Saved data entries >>
((
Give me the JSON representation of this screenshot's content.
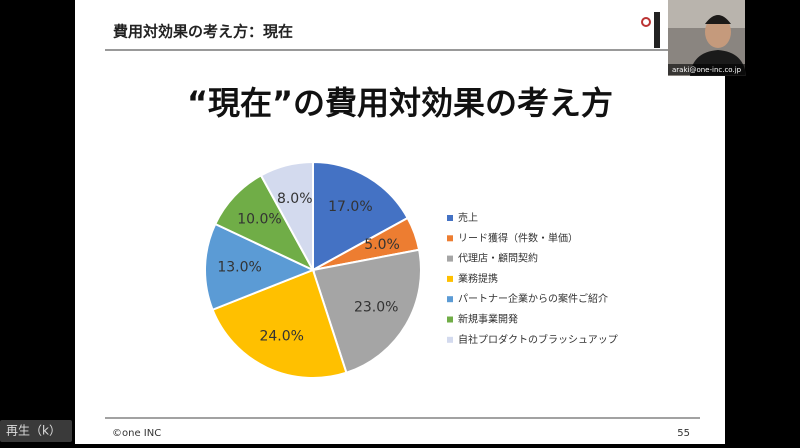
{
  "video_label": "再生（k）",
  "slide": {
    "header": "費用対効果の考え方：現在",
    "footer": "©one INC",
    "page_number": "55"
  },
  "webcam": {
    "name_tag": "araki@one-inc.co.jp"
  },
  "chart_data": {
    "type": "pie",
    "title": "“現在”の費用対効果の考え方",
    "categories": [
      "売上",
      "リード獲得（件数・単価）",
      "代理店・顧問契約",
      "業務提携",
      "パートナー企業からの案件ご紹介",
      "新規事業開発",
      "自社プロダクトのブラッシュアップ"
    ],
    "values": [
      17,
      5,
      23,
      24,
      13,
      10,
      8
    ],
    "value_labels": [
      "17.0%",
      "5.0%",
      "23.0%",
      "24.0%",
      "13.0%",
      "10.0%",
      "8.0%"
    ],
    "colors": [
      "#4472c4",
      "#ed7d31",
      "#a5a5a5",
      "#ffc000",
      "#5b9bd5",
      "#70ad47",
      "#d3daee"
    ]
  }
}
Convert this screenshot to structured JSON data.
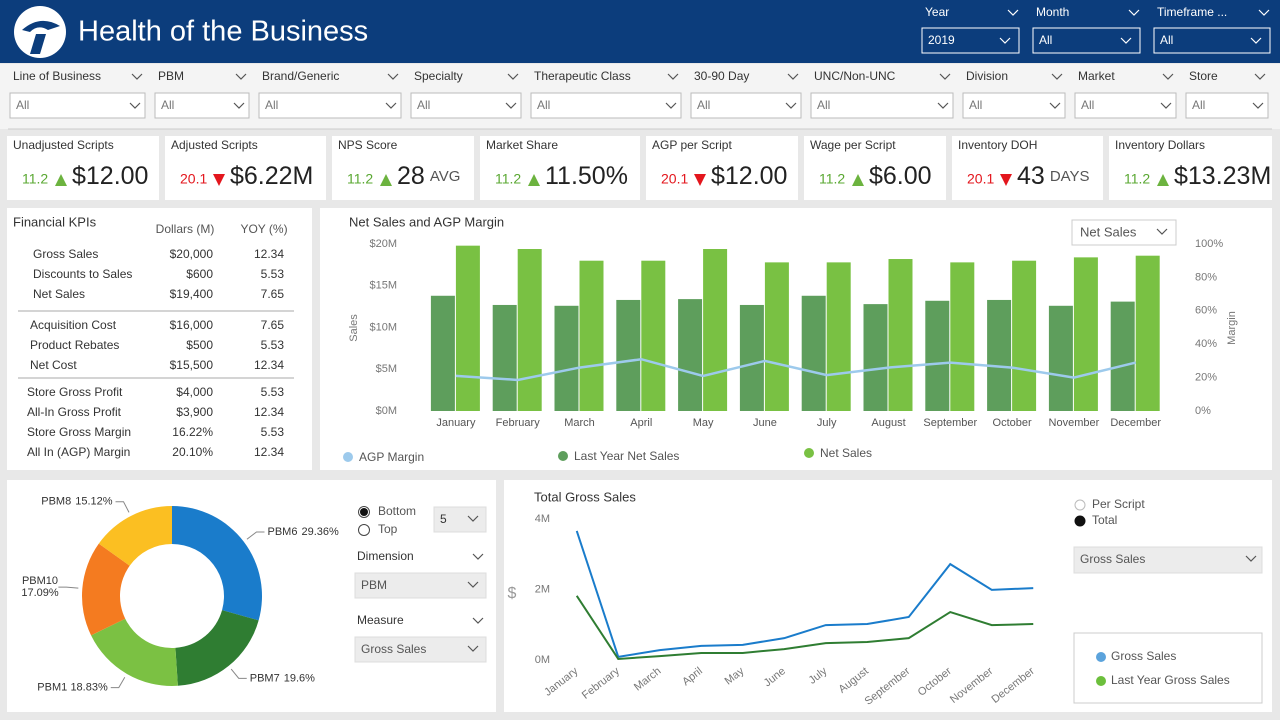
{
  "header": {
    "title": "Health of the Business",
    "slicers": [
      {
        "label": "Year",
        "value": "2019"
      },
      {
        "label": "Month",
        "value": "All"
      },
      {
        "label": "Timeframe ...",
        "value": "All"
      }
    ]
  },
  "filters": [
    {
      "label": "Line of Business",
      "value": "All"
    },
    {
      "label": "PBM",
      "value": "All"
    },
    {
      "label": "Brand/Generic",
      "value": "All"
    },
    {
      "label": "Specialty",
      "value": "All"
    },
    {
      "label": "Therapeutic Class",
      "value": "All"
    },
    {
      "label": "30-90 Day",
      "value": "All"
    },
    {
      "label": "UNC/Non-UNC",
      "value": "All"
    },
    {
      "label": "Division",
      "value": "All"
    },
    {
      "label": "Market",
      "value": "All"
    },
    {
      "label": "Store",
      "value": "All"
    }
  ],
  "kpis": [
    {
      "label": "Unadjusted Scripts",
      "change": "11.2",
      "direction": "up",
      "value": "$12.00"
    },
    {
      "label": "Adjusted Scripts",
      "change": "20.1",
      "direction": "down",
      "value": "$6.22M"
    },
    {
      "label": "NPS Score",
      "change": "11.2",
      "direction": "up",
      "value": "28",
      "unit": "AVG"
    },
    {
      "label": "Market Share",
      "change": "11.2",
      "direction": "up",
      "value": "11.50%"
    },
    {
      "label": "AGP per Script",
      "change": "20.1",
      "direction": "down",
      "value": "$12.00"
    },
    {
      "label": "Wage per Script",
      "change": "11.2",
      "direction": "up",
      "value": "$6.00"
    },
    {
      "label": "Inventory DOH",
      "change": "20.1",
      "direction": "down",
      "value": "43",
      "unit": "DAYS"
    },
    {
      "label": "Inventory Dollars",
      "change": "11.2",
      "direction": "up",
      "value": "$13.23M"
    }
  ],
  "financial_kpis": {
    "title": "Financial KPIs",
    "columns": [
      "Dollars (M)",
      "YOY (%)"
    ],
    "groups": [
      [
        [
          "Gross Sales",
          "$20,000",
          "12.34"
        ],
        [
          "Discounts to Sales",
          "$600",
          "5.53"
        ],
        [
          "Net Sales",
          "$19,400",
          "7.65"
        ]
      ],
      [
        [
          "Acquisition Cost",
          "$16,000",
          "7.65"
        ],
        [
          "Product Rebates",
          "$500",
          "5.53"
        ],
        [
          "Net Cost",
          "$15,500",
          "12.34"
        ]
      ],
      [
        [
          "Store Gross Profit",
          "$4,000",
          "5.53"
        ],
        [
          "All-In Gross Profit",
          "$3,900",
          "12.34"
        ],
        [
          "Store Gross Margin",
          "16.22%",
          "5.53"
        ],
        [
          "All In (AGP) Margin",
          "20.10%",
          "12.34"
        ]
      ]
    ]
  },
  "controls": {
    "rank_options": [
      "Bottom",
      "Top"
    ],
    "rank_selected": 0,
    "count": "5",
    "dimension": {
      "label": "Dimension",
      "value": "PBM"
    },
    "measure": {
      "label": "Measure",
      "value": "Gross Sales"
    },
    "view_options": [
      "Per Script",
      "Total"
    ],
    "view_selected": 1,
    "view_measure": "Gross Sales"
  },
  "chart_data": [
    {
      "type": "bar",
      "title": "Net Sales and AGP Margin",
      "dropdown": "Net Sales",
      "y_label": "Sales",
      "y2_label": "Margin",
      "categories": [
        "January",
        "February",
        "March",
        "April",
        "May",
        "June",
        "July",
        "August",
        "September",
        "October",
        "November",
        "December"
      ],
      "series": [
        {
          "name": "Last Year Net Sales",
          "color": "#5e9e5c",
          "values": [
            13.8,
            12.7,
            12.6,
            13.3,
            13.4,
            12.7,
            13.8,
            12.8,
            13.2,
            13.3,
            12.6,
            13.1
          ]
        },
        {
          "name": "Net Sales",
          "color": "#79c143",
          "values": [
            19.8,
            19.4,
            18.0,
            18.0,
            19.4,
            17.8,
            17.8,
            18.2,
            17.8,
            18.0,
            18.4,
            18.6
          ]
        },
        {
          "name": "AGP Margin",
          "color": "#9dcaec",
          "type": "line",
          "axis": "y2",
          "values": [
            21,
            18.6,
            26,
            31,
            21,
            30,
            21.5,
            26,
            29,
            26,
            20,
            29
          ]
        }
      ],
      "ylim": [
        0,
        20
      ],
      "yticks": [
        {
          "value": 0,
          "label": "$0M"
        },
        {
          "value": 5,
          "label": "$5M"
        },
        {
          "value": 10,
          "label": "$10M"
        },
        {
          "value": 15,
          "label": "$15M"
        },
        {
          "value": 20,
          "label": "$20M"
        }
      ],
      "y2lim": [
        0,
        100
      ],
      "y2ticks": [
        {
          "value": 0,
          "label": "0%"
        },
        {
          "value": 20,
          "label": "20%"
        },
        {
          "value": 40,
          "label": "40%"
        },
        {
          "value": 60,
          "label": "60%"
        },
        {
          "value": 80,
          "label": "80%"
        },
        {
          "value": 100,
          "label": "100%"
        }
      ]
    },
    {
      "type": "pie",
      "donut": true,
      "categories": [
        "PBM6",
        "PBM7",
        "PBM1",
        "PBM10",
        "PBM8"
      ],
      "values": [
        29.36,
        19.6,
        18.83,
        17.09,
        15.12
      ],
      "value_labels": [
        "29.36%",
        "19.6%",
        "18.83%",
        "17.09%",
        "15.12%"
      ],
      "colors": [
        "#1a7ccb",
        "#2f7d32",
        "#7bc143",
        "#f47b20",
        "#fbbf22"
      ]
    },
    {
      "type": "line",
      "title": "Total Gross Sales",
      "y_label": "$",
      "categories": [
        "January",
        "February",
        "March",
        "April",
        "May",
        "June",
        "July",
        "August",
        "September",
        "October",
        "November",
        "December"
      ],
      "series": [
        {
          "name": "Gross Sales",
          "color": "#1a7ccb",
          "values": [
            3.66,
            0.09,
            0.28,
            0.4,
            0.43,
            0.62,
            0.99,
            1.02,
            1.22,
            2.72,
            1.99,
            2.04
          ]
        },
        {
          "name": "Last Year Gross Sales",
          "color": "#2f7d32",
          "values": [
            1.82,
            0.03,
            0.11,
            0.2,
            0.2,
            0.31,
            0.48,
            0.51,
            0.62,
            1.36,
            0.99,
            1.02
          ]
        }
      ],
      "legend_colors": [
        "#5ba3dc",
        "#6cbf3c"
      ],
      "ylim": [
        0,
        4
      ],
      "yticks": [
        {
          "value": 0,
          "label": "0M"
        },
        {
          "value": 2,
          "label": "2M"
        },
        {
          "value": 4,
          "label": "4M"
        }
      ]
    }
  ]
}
))
((
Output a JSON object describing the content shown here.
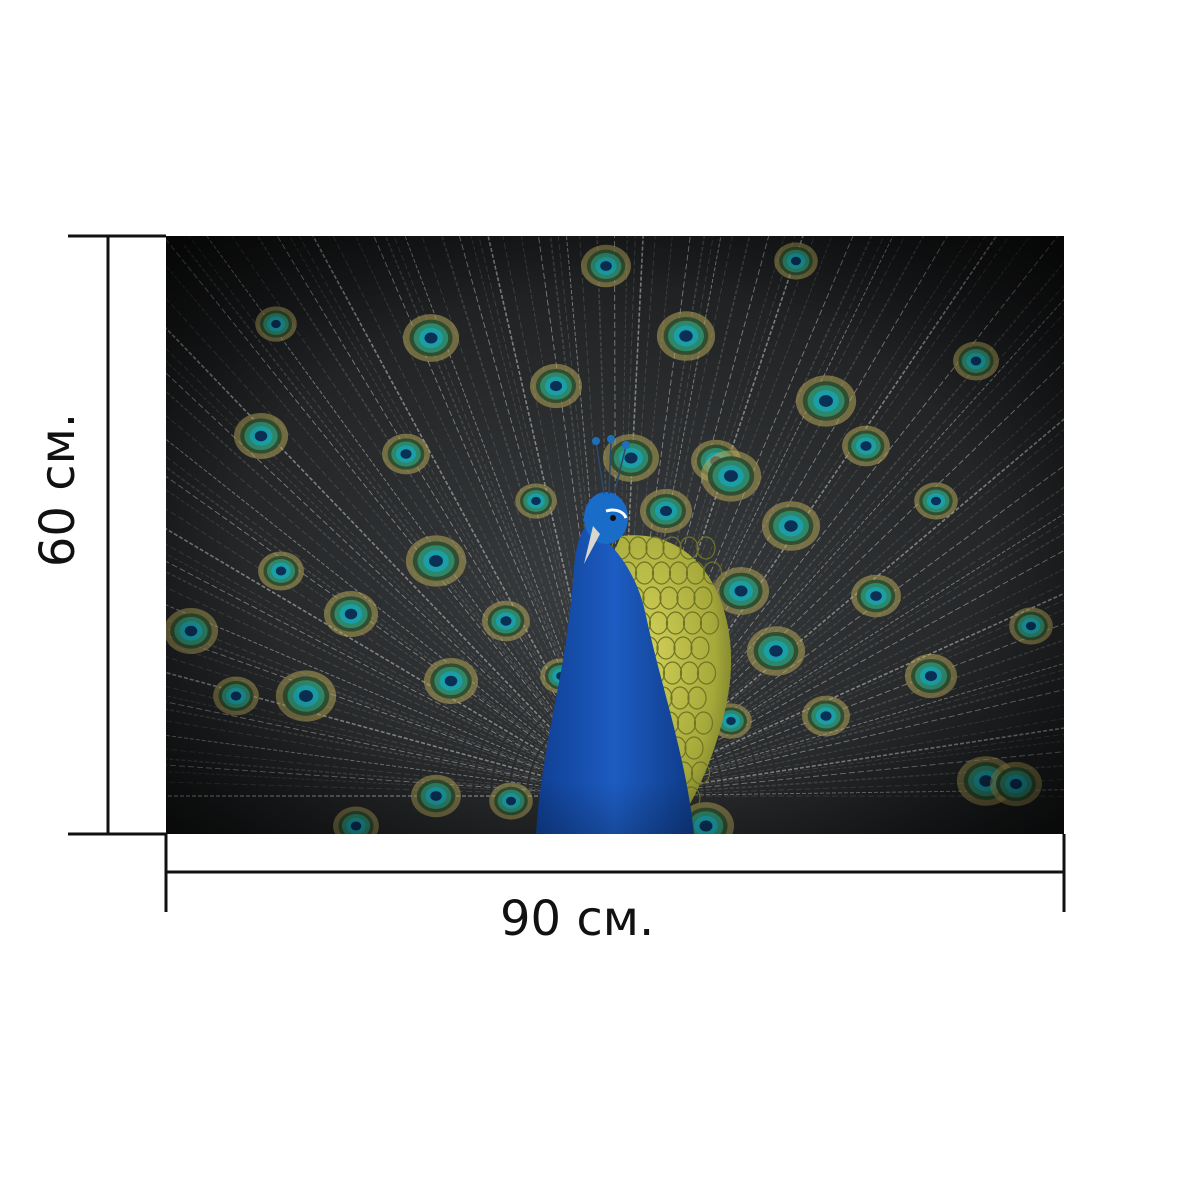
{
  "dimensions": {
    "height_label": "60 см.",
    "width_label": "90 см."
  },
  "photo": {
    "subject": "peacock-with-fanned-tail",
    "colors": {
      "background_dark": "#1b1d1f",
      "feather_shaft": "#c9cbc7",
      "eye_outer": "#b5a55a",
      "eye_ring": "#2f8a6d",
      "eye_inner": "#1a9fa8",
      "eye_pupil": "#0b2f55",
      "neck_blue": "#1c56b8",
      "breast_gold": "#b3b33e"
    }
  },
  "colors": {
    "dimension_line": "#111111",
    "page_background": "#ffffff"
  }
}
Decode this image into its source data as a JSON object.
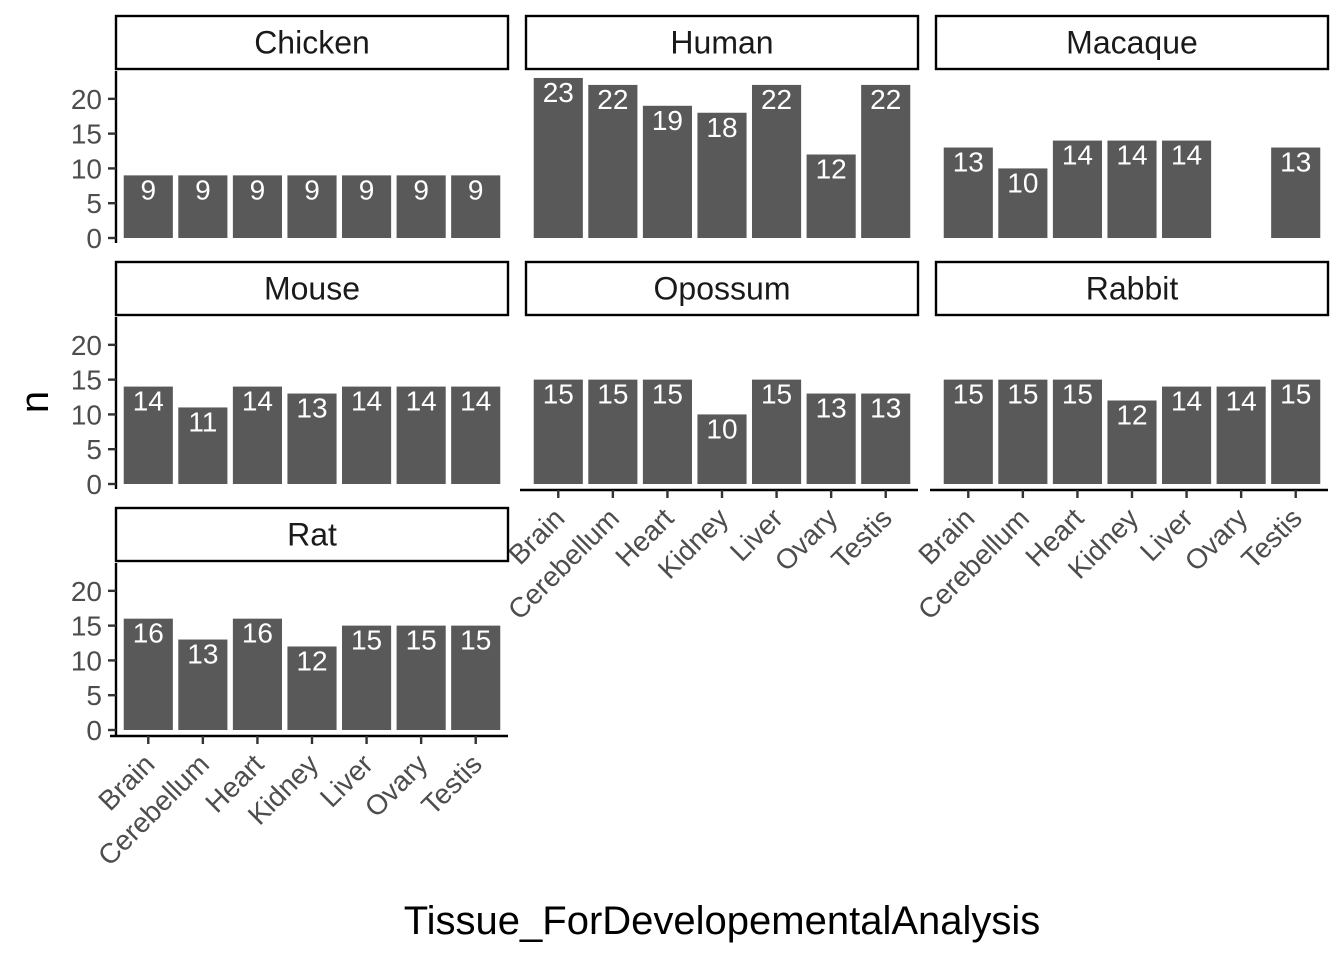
))
WHAT IS ASKED >> Look above for the line with "Output a JSON"; quote it and every line after it, stopping after the line with "Decode this image", exactly, with nothing added and without pictures.

RESULT BELOW >>
Output a JSON object describing the content shown here.
{
  "dimensions": {
    "height_label": "60 см.",
    "width_label": "90 см."
  },
  "photo": {
    "subject": "peacock-with-fanned-tail",
    "colors": {
      "background_dark": "#1b1d1f",
      "feather_shaft": "#c9cbc7",
      "eye_outer": "#b5a55a",
      "eye_ring": "#2f8a6d",
      "eye_inner": "#1a9fa8",
      "eye_pupil": "#0b2f55",
      "neck_blue": "#1c56b8",
      "breast_gold": "#b3b33e"
    }
  },
  "colors": {
    "dimension_line": "#111111",
    "page_background": "#ffffff"
  }
}
Decode this image into its source data as a JSON object.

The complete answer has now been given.